RECORDS SUPPLIED:
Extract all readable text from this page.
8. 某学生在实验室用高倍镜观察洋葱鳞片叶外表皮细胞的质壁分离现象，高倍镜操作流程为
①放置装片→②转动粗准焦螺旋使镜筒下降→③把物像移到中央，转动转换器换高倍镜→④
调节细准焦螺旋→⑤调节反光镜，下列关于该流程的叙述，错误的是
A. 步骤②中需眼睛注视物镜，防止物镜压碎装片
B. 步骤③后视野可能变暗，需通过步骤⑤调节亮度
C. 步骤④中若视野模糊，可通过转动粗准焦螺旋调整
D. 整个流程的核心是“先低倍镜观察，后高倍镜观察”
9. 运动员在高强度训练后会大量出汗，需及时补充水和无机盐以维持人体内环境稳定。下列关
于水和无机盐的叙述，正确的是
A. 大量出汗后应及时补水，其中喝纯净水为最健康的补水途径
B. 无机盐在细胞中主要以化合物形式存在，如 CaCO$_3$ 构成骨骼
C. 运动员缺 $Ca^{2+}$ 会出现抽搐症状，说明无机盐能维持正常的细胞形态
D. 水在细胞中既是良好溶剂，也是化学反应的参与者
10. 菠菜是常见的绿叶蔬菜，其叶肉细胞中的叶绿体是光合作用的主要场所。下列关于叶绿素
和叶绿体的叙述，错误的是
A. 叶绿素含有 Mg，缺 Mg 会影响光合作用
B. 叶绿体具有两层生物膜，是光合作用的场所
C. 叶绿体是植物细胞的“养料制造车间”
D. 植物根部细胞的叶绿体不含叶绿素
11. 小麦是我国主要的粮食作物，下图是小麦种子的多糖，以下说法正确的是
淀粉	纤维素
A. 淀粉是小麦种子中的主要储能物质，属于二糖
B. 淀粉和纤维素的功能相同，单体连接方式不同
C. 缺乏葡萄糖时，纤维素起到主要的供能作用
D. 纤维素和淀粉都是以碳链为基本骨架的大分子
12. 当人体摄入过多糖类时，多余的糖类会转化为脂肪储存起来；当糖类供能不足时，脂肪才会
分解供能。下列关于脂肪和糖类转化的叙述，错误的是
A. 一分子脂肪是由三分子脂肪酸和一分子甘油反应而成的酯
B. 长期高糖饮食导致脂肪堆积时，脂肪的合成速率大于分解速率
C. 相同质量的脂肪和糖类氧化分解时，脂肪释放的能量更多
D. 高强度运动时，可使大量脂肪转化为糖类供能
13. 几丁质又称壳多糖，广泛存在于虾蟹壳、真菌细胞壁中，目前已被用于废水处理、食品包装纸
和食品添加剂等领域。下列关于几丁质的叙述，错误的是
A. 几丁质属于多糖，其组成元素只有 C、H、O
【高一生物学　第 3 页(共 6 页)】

WORK REQUIRED:
Emit the records above again, exactly, with no line skipped.

EXPECTED OUTPUT:
Extract all readable text from this page.
8. 某学生在实验室用高倍镜观察洋葱鳞片叶外表皮细胞的质壁分离现象，高倍镜操作流程为
①放置装片→②转动粗准焦螺旋使镜筒下降→③把物像移到中央，转动转换器换高倍镜→④
调节细准焦螺旋→⑤调节反光镜，下列关于该流程的叙述，错误的是
A. 步骤②中需眼睛注视物镜，防止物镜压碎装片
B. 步骤③后视野可能变暗，需通过步骤⑤调节亮度
C. 步骤④中若视野模糊，可通过转动粗准焦螺旋调整
D. 整个流程的核心是“先低倍镜观察，后高倍镜观察”
9. 运动员在高强度训练后会大量出汗，需及时补充水和无机盐以维持人体内环境稳定。下列关
于水和无机盐的叙述，正确的是
A. 大量出汗后应及时补水，其中喝纯净水为最健康的补水途径
B. 无机盐在细胞中主要以化合物形式存在，如 CaCO$_3$ 构成骨骼
C. 运动员缺 $Ca^{2+}$ 会出现抽搐症状，说明无机盐能维持正常的细胞形态
D. 水在细胞中既是良好溶剂，也是化学反应的参与者
10. 菠菜是常见的绿叶蔬菜，其叶肉细胞中的叶绿体是光合作用的主要场所。下列关于叶绿素
和叶绿体的叙述，错误的是
A. 叶绿素含有 Mg，缺 Mg 会影响光合作用
B. 叶绿体具有两层生物膜，是光合作用的场所
C. 叶绿体是植物细胞的“养料制造车间”
D. 植物根部细胞的叶绿体不含叶绿素
11. 小麦是我国主要的粮食作物，下图是小麦种子的多糖，以下说法正确的是
淀粉	纤维素
A. 淀粉是小麦种子中的主要储能物质，属于二糖
B. 淀粉和纤维素的功能相同，单体连接方式不同
C. 缺乏葡萄糖时，纤维素起到主要的供能作用
D. 纤维素和淀粉都是以碳链为基本骨架的大分子
12. 当人体摄入过多糖类时，多余的糖类会转化为脂肪储存起来；当糖类供能不足时，脂肪才会
分解供能。下列关于脂肪和糖类转化的叙述，错误的是
A. 一分子脂肪是由三分子脂肪酸和一分子甘油反应而成的酯
B. 长期高糖饮食导致脂肪堆积时，脂肪的合成速率大于分解速率
C. 相同质量的脂肪和糖类氧化分解时，脂肪释放的能量更多
D. 高强度运动时，可使大量脂肪转化为糖类供能
13. 几丁质又称壳多糖，广泛存在于虾蟹壳、真菌细胞壁中，目前已被用于废水处理、食品包装纸
和食品添加剂等领域。下列关于几丁质的叙述，错误的是
A. 几丁质属于多糖，其组成元素只有 C、H、O
【高一生物学　第 3 页(共 6 页)】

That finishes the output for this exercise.